Required task: Leave the pictures out. Return all other data exactly.

-- BEGIN Records for this exercise --

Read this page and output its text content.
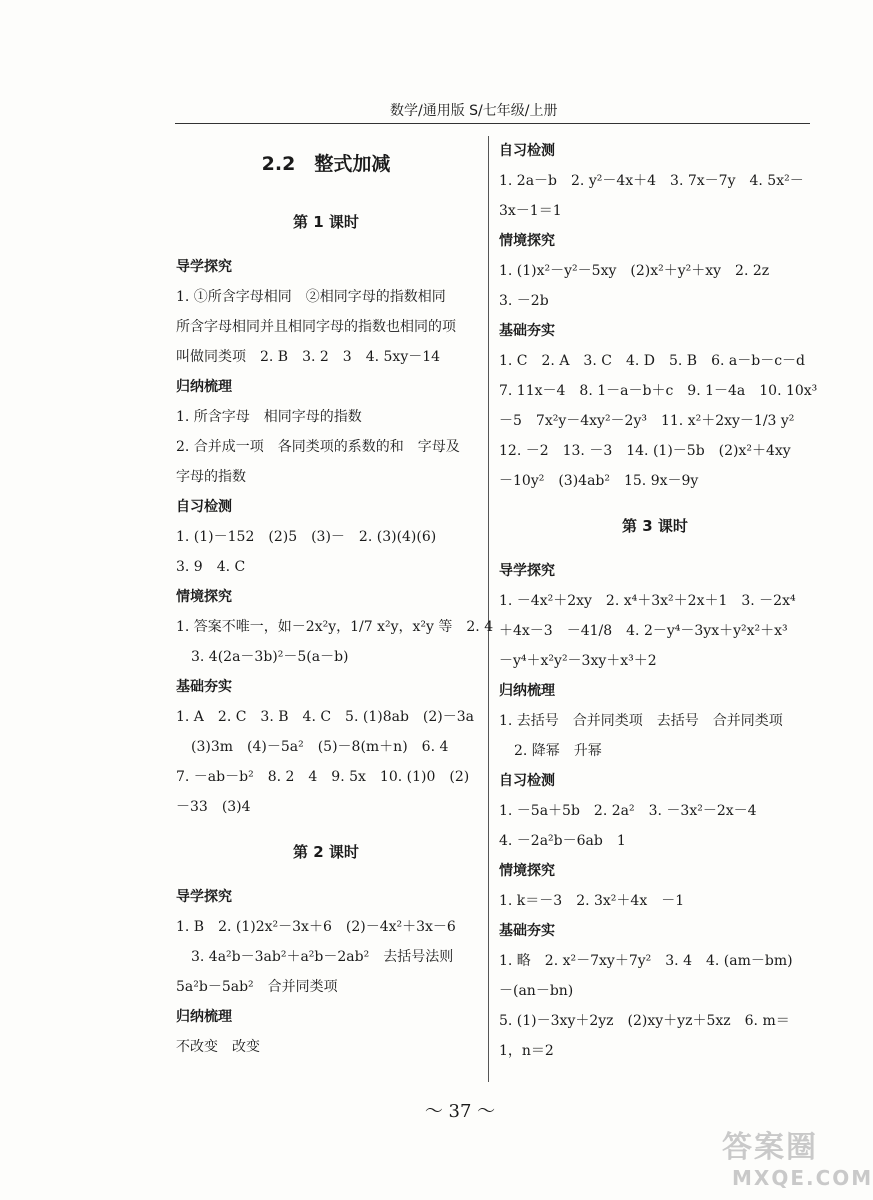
数学/通用版 S/七年级/上册
2.2　整式加减
第 1 课时
导学探究
1. ①所含字母相同　②相同字母的指数相同
所含字母相同并且相同字母的指数也相同的项
叫做同类项　2. B　3. 2　3　4. 5xy－14
归纳梳理
1. 所含字母　相同字母的指数
2. 合并成一项　各同类项的系数的和　字母及
字母的指数
自习检测
1. (1)－152　(2)5　(3)－　2. (3)(4)(6)
3. 9　4. C
情境探究
1. 答案不唯一，如－2x²y，1/7 x²y，x²y 等　2. 4
3. 4(2a－3b)²－5(a－b)
基础夯实
1. A　2. C　3. B　4. C　5. (1)8ab　(2)－3a
(3)3m　(4)－5a²　(5)－8(m＋n)　6. 4
7. －ab－b²　8. 2　4　9. 5x　10. (1)0　(2)
－33　(3)4
第 2 课时
导学探究
1. B　2. (1)2x²－3x＋6　(2)－4x²＋3x－6
3. 4a²b－3ab²＋a²b－2ab²　去括号法则
5a²b－5ab²　合并同类项
归纳梳理
不改变　改变
自习检测
1. 2a－b　2. y²－4x＋4　3. 7x－7y　4. 5x²－
3x－1＝1
情境探究
1. (1)x²－y²－5xy　(2)x²＋y²＋xy　2. 2z
3. －2b
基础夯实
1. C　2. A　3. C　4. D　5. B　6. a－b－c－d
7. 11x－4　8. 1－a－b＋c　9. 1－4a　10. 10x³
－5　7x²y－4xy²－2y³　11. x²＋2xy－1/3 y²
12. －2　13. －3　14. (1)－5b　(2)x²＋4xy
－10y²　(3)4ab²　15. 9x－9y
第 3 课时
导学探究
1. －4x²＋2xy　2. x⁴＋3x²＋2x＋1　3. －2x⁴
＋4x－3　－41/8　4. 2－y⁴－3yx＋y²x²＋x³
－y⁴＋x²y²－3xy＋x³＋2
归纳梳理
1. 去括号　合并同类项　去括号　合并同类项
2. 降幂　升幂
自习检测
1. －5a＋5b　2. 2a²　3. －3x²－2x－4
4. －2a²b－6ab　1
情境探究
1. k＝－3　2. 3x²＋4x　－1
基础夯实
1. 略　2. x²－7xy＋7y²　3. 4　4. (am－bm)
－(an－bn)
5. (1)－3xy＋2yz　(2)xy＋yz＋5xz　6. m＝
1，n＝2
～ 37 ～
答案圈
MXQE.COM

-- END Records for this exercise --

The completed task:
Read this page and output its text content.
数学/通用版 S/七年级/上册
2.2　整式加减
第 1 课时
导学探究
1. ①所含字母相同　②相同字母的指数相同
所含字母相同并且相同字母的指数也相同的项
叫做同类项　2. B　3. 2　3　4. 5xy－14
归纳梳理
1. 所含字母　相同字母的指数
2. 合并成一项　各同类项的系数的和　字母及
字母的指数
自习检测
1. (1)－152　(2)5　(3)－　2. (3)(4)(6)
3. 9　4. C
情境探究
1. 答案不唯一，如－2x²y，1/7 x²y，x²y 等　2. 4
3. 4(2a－3b)²－5(a－b)
基础夯实
1. A　2. C　3. B　4. C　5. (1)8ab　(2)－3a
(3)3m　(4)－5a²　(5)－8(m＋n)　6. 4
7. －ab－b²　8. 2　4　9. 5x　10. (1)0　(2)
－33　(3)4
第 2 课时
导学探究
1. B　2. (1)2x²－3x＋6　(2)－4x²＋3x－6
3. 4a²b－3ab²＋a²b－2ab²　去括号法则
5a²b－5ab²　合并同类项
归纳梳理
不改变　改变
自习检测
1. 2a－b　2. y²－4x＋4　3. 7x－7y　4. 5x²－
3x－1＝1
情境探究
1. (1)x²－y²－5xy　(2)x²＋y²＋xy　2. 2z
3. －2b
基础夯实
1. C　2. A　3. C　4. D　5. B　6. a－b－c－d
7. 11x－4　8. 1－a－b＋c　9. 1－4a　10. 10x³
－5　7x²y－4xy²－2y³　11. x²＋2xy－1/3 y²
12. －2　13. －3　14. (1)－5b　(2)x²＋4xy
－10y²　(3)4ab²　15. 9x－9y
第 3 课时
导学探究
1. －4x²＋2xy　2. x⁴＋3x²＋2x＋1　3. －2x⁴
＋4x－3　－41/8　4. 2－y⁴－3yx＋y²x²＋x³
－y⁴＋x²y²－3xy＋x³＋2
归纳梳理
1. 去括号　合并同类项　去括号　合并同类项
2. 降幂　升幂
自习检测
1. －5a＋5b　2. 2a²　3. －3x²－2x－4
4. －2a²b－6ab　1
情境探究
1. k＝－3　2. 3x²＋4x　－1
基础夯实
1. 略　2. x²－7xy＋7y²　3. 4　4. (am－bm)
－(an－bn)
5. (1)－3xy＋2yz　(2)xy＋yz＋5xz　6. m＝
1，n＝2
～ 37 ～
答案圈
MXQE.COM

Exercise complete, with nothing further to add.